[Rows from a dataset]

BEGIN

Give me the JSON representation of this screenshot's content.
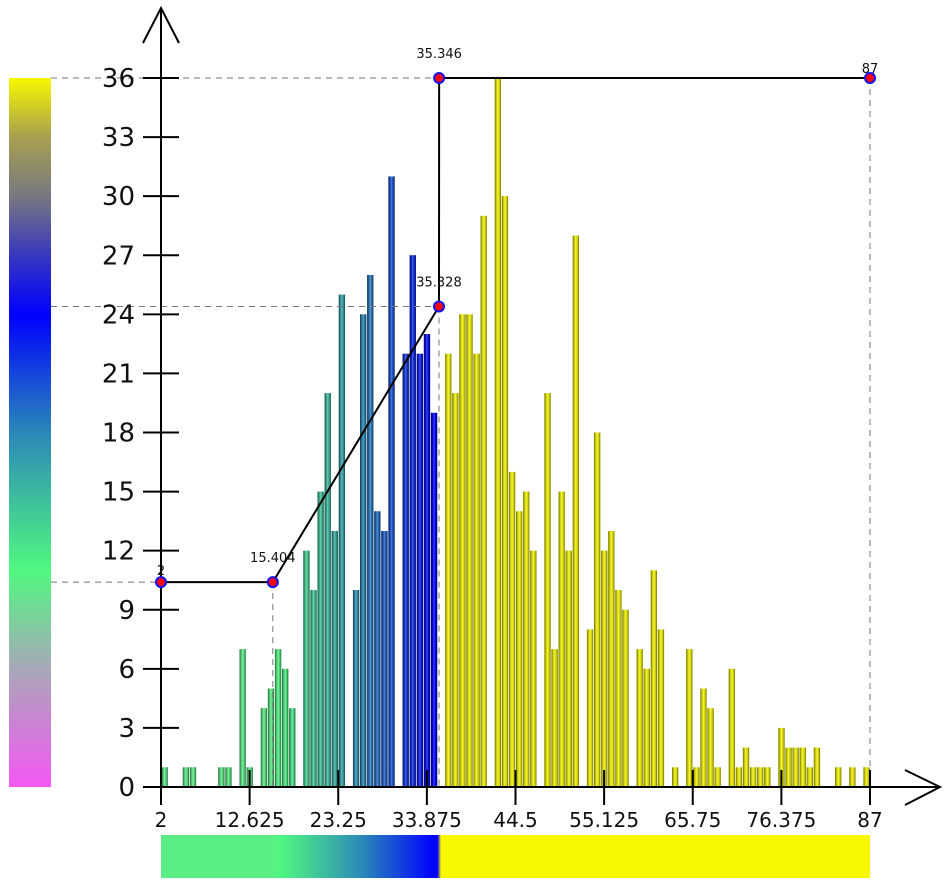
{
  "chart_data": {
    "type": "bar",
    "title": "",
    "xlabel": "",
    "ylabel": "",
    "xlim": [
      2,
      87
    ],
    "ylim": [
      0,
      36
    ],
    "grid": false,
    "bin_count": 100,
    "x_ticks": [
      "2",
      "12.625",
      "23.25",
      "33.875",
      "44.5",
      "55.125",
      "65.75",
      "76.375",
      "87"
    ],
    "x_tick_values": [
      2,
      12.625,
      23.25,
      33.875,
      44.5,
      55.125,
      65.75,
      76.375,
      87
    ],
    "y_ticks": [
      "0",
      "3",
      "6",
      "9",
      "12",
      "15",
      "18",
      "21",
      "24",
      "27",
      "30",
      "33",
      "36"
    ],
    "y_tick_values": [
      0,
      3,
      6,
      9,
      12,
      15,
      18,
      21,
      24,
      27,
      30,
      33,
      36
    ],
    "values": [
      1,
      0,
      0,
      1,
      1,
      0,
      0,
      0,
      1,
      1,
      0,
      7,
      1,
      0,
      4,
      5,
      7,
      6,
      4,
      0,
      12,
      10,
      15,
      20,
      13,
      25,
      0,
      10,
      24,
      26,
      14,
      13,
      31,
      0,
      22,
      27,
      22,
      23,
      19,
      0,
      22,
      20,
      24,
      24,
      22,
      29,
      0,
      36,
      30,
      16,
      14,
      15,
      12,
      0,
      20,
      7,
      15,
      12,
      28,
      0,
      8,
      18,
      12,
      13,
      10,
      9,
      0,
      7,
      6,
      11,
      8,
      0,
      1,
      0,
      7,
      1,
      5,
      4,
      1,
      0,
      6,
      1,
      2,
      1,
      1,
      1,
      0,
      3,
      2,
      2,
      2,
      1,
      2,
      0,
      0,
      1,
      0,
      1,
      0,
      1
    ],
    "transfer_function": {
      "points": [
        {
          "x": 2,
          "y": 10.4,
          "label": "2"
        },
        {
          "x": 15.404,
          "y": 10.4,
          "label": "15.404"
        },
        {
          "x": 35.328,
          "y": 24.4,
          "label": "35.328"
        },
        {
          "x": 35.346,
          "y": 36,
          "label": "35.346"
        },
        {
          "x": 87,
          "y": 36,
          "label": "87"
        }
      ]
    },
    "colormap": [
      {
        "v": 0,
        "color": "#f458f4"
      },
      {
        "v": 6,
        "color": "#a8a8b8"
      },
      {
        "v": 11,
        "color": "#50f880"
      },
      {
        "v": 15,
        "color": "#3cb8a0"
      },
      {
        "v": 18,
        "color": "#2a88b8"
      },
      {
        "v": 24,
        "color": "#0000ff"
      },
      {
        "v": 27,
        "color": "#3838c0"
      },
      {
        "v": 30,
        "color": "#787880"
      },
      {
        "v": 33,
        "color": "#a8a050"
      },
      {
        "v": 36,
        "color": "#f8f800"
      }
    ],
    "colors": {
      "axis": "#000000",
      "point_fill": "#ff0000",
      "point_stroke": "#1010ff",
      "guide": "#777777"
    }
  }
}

END
BEGIN

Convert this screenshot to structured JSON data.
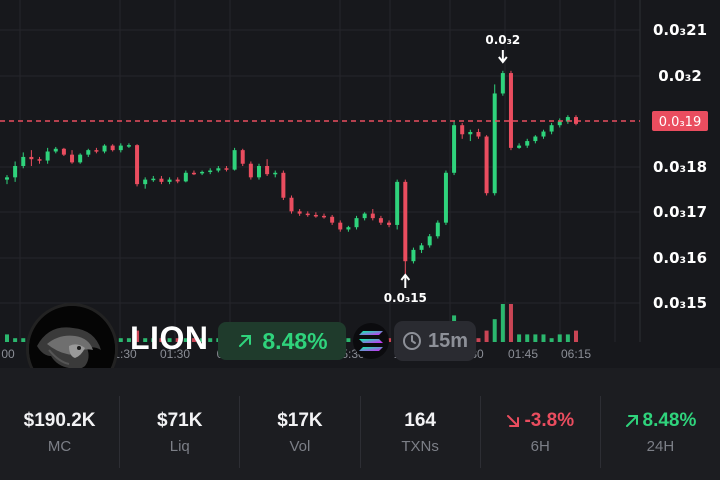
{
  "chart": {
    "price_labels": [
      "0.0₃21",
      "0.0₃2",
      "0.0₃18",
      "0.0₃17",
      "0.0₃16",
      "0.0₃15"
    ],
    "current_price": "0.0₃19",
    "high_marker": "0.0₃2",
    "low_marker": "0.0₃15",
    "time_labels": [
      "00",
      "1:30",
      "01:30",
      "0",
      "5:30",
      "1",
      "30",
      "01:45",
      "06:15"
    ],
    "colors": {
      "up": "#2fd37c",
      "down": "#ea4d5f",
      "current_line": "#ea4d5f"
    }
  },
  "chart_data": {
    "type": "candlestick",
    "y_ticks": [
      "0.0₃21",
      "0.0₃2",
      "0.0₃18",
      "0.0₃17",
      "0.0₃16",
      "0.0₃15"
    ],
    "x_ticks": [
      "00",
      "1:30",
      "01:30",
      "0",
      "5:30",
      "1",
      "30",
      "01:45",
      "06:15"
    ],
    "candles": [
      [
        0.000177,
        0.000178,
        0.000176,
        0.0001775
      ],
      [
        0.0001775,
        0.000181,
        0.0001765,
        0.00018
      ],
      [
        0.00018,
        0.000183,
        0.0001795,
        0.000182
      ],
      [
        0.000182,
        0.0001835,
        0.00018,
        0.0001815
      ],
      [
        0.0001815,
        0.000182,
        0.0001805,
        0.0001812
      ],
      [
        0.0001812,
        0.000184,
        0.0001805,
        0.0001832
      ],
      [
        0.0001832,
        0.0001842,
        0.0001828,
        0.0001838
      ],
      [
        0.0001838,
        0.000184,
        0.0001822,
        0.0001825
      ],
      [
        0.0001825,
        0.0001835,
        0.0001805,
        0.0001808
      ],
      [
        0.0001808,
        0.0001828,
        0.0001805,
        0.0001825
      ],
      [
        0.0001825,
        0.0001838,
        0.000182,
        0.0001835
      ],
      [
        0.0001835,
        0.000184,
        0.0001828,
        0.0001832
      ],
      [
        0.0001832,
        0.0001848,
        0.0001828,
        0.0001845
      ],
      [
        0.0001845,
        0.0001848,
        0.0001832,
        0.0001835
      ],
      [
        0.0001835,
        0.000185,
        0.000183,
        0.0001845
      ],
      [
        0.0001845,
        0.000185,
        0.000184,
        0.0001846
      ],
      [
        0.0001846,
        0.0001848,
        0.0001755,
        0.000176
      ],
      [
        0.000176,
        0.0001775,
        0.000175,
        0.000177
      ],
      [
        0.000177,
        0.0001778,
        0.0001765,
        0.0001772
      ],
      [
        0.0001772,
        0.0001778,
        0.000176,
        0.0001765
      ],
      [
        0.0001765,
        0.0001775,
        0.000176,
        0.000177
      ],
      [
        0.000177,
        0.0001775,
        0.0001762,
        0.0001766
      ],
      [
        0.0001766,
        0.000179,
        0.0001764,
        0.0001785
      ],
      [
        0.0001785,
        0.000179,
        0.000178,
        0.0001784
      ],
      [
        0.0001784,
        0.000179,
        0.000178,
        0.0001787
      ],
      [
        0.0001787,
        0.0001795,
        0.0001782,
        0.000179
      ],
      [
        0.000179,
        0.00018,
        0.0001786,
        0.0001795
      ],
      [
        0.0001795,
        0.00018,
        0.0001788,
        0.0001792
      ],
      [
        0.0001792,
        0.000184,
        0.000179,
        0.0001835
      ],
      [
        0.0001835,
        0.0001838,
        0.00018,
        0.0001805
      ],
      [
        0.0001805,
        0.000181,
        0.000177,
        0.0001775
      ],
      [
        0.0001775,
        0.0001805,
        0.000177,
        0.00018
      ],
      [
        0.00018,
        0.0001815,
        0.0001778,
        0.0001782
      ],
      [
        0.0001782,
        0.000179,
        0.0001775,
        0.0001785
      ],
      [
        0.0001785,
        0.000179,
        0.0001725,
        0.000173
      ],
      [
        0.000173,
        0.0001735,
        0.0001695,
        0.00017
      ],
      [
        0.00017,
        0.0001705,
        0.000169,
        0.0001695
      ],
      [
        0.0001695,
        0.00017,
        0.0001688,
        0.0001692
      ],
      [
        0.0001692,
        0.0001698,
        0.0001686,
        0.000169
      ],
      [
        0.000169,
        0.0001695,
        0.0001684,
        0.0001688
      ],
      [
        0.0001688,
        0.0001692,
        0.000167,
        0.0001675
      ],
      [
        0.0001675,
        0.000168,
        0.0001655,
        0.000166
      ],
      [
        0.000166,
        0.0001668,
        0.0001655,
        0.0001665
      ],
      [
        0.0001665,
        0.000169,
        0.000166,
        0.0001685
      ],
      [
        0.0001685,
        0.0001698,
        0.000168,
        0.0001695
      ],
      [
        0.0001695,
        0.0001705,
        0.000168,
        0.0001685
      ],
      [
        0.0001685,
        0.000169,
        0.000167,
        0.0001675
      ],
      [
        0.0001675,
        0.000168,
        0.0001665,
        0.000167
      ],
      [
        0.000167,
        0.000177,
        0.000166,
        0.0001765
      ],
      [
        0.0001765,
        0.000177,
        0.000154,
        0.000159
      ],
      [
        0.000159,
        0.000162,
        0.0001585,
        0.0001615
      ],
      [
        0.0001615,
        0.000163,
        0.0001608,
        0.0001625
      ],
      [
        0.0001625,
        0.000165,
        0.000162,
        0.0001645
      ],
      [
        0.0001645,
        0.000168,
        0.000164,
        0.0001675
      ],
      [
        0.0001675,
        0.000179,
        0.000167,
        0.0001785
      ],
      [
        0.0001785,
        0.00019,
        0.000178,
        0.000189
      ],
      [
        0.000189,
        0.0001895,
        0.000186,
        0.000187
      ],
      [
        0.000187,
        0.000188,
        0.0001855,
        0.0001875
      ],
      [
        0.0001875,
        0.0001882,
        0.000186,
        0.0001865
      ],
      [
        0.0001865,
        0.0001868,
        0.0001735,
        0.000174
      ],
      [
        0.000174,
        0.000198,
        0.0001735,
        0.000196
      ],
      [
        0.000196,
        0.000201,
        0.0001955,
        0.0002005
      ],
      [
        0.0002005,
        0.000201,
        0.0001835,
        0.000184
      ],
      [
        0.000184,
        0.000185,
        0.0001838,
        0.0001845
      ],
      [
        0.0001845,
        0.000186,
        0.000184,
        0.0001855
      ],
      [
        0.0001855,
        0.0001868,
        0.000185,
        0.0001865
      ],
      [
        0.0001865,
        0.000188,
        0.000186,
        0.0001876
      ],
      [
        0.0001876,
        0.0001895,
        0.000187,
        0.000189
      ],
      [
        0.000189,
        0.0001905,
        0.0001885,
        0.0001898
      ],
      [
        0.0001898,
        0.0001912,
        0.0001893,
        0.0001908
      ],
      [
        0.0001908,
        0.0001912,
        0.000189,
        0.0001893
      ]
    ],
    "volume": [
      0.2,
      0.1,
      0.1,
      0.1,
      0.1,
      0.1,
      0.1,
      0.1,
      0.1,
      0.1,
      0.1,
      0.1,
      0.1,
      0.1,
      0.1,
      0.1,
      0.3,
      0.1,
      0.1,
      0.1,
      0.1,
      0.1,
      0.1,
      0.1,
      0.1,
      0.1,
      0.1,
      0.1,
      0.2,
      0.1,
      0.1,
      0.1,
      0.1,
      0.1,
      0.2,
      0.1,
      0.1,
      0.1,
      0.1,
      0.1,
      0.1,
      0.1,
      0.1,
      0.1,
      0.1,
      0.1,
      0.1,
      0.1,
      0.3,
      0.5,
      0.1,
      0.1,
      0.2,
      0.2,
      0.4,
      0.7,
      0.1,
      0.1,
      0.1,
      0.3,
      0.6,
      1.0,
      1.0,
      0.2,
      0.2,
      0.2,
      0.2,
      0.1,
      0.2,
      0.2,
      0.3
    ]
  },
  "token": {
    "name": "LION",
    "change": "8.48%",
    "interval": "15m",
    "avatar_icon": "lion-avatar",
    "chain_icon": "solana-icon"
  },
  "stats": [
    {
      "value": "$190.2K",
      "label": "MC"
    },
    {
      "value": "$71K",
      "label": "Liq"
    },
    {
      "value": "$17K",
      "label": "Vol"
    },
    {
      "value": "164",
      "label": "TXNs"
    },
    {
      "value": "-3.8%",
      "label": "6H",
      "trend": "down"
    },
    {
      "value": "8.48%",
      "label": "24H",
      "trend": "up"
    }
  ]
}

END

## GIVEN PROBLEM
State the number of lines above that hold the string "JSON", with nothing added.

## TASK SOLUTION
2